## GIVEN REQUEST
Copy out the material word for word, beginning at the line that contains "Patent image size: (930, 570)." and ending after the line that contains "The load 10 is at (733, 328).".

## STORED RECORDS
__________

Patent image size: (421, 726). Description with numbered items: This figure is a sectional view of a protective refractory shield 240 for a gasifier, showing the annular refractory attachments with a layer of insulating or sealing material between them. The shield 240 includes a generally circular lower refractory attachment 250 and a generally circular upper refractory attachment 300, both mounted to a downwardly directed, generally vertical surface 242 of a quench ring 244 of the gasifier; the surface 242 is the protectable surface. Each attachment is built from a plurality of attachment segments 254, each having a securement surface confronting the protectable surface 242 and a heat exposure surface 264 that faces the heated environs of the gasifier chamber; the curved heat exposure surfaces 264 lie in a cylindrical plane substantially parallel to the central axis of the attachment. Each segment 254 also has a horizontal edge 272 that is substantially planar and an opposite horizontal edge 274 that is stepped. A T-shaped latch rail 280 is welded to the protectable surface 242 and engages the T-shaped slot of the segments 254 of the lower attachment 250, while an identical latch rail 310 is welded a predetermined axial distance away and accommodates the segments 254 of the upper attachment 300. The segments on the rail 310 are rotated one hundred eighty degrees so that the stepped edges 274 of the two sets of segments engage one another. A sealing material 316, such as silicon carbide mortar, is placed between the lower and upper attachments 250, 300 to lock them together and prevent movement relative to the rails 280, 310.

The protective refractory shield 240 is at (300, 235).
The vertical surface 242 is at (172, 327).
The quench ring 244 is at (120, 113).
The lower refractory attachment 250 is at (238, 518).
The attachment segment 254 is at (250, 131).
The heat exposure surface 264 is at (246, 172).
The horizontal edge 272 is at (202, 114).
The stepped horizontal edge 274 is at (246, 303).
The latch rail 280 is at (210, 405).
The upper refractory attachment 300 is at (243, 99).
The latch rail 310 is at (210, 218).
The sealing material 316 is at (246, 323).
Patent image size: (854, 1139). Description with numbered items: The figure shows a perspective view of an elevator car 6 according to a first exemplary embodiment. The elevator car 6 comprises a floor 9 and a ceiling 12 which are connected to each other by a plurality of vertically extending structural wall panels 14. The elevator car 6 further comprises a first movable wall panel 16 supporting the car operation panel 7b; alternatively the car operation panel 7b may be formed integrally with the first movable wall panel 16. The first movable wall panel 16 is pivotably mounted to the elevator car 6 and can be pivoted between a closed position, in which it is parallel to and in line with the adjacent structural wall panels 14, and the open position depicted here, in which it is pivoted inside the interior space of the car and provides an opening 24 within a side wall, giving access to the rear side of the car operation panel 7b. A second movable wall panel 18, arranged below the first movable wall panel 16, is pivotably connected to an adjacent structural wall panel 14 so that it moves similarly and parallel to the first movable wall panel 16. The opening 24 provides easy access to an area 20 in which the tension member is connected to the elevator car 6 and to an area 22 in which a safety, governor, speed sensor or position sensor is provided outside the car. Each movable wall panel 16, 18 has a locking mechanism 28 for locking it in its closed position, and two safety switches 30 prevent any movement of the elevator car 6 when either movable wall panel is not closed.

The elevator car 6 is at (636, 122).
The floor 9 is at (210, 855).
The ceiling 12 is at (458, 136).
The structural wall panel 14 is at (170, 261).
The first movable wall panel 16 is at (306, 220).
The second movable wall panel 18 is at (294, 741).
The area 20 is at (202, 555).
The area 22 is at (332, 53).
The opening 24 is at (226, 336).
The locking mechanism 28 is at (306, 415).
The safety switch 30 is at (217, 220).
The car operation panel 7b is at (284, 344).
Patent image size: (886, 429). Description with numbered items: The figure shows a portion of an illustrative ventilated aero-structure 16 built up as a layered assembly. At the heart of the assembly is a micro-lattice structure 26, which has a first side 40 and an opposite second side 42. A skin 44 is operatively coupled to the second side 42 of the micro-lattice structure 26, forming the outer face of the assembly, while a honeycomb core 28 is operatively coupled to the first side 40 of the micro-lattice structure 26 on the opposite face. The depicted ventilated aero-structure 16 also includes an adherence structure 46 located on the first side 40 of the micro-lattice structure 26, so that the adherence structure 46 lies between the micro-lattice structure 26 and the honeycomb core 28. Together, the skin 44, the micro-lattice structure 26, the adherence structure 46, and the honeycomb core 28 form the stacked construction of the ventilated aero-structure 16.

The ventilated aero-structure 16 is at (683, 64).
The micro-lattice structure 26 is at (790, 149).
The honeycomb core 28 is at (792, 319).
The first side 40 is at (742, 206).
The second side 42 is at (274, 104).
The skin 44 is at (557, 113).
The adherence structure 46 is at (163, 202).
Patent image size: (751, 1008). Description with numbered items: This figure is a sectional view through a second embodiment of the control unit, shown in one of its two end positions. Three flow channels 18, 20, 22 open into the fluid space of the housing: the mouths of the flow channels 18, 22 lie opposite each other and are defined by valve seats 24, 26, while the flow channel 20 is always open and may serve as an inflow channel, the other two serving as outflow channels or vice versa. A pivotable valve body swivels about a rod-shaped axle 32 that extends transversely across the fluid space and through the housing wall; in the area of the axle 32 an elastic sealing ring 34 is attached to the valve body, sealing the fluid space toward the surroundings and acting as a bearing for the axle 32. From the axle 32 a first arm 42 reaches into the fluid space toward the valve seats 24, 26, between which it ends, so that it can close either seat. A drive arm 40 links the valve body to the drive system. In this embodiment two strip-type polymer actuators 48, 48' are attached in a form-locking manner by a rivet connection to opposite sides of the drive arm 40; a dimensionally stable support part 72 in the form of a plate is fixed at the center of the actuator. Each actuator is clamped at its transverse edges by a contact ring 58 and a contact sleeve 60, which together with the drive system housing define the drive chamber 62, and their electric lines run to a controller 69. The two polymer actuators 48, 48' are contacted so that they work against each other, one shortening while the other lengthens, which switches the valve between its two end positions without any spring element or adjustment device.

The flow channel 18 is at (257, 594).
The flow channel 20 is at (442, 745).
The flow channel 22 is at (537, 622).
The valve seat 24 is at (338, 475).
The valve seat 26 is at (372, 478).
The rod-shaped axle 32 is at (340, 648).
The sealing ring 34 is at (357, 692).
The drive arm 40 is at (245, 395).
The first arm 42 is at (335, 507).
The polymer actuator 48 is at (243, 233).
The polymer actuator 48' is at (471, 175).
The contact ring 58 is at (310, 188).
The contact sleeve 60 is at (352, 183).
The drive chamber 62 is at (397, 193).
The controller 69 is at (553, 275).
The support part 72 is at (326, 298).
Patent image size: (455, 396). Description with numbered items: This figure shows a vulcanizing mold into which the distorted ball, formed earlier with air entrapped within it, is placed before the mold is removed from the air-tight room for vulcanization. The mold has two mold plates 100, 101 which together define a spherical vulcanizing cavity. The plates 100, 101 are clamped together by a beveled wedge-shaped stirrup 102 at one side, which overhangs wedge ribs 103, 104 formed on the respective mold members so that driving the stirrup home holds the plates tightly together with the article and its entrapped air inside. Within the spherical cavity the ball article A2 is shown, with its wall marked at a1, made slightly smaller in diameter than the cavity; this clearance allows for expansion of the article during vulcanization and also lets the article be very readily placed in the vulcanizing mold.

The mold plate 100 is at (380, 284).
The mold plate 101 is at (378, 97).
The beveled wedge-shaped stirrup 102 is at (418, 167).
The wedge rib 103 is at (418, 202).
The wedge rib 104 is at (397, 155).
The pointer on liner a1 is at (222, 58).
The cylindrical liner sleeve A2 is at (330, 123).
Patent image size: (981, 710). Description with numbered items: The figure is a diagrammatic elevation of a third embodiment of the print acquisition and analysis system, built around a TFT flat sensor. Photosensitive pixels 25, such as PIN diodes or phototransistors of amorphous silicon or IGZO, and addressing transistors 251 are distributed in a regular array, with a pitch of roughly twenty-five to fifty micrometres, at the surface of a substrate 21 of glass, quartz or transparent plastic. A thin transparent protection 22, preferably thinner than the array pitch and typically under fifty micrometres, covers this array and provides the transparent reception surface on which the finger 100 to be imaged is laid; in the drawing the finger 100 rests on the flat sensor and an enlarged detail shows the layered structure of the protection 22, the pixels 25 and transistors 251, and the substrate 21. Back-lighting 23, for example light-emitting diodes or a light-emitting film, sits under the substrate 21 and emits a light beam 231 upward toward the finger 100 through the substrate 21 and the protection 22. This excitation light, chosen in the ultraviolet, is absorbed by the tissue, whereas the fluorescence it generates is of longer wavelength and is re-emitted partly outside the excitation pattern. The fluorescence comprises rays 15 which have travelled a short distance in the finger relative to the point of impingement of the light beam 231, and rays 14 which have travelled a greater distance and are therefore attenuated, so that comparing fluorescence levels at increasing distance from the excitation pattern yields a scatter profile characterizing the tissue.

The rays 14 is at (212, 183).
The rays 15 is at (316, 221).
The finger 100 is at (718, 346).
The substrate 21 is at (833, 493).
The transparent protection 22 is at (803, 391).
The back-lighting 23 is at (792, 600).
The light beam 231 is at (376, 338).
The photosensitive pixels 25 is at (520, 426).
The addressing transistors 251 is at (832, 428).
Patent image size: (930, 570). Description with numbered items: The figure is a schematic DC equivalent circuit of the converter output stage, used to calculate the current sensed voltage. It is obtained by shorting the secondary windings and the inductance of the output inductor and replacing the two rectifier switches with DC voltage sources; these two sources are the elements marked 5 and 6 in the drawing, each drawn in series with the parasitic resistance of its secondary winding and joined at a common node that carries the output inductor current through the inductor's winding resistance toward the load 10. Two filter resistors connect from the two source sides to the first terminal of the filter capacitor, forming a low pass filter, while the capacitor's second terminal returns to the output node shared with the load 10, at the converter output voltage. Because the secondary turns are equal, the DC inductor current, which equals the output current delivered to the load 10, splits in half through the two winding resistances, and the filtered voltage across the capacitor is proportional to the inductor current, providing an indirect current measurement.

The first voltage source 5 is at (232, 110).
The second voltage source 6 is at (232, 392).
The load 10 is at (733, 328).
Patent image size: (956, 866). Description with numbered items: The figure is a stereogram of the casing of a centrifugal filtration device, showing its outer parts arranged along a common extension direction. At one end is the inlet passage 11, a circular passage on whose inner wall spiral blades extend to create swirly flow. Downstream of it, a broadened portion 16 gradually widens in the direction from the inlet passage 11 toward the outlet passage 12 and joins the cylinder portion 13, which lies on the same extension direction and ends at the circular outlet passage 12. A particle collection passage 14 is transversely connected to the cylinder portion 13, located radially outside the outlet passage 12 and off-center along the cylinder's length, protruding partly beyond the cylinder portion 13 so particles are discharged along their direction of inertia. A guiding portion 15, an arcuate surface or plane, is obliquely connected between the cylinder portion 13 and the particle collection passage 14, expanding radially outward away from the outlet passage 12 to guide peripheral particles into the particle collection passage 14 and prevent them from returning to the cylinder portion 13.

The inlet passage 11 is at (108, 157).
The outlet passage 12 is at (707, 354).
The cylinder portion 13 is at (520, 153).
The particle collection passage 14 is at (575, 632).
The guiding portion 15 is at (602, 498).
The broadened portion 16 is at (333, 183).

__________

## THE ANSWER
Patent image size: (930, 570). Description with numbered items: The figure is a schematic DC equivalent circuit of the converter output stage, used to calculate the current sensed voltage. It is obtained by shorting the secondary windings and the inductance of the output inductor and replacing the two rectifier switches with DC voltage sources; these two sources are the elements marked 5 and 6 in the drawing, each drawn in series with the parasitic resistance of its secondary winding and joined at a common node that carries the output inductor current through the inductor's winding resistance toward the load 10. Two filter resistors connect from the two source sides to the first terminal of the filter capacitor, forming a low pass filter, while the capacitor's second terminal returns to the output node shared with the load 10, at the converter output voltage. Because the secondary turns are equal, the DC inductor current, which equals the output current delivered to the load 10, splits in half through the two winding resistances, and the filtered voltage across the capacitor is proportional to the inductor current, providing an indirect current measurement.

The first voltage source 5 is at (232, 110).
The second voltage source 6 is at (232, 392).
The load 10 is at (733, 328).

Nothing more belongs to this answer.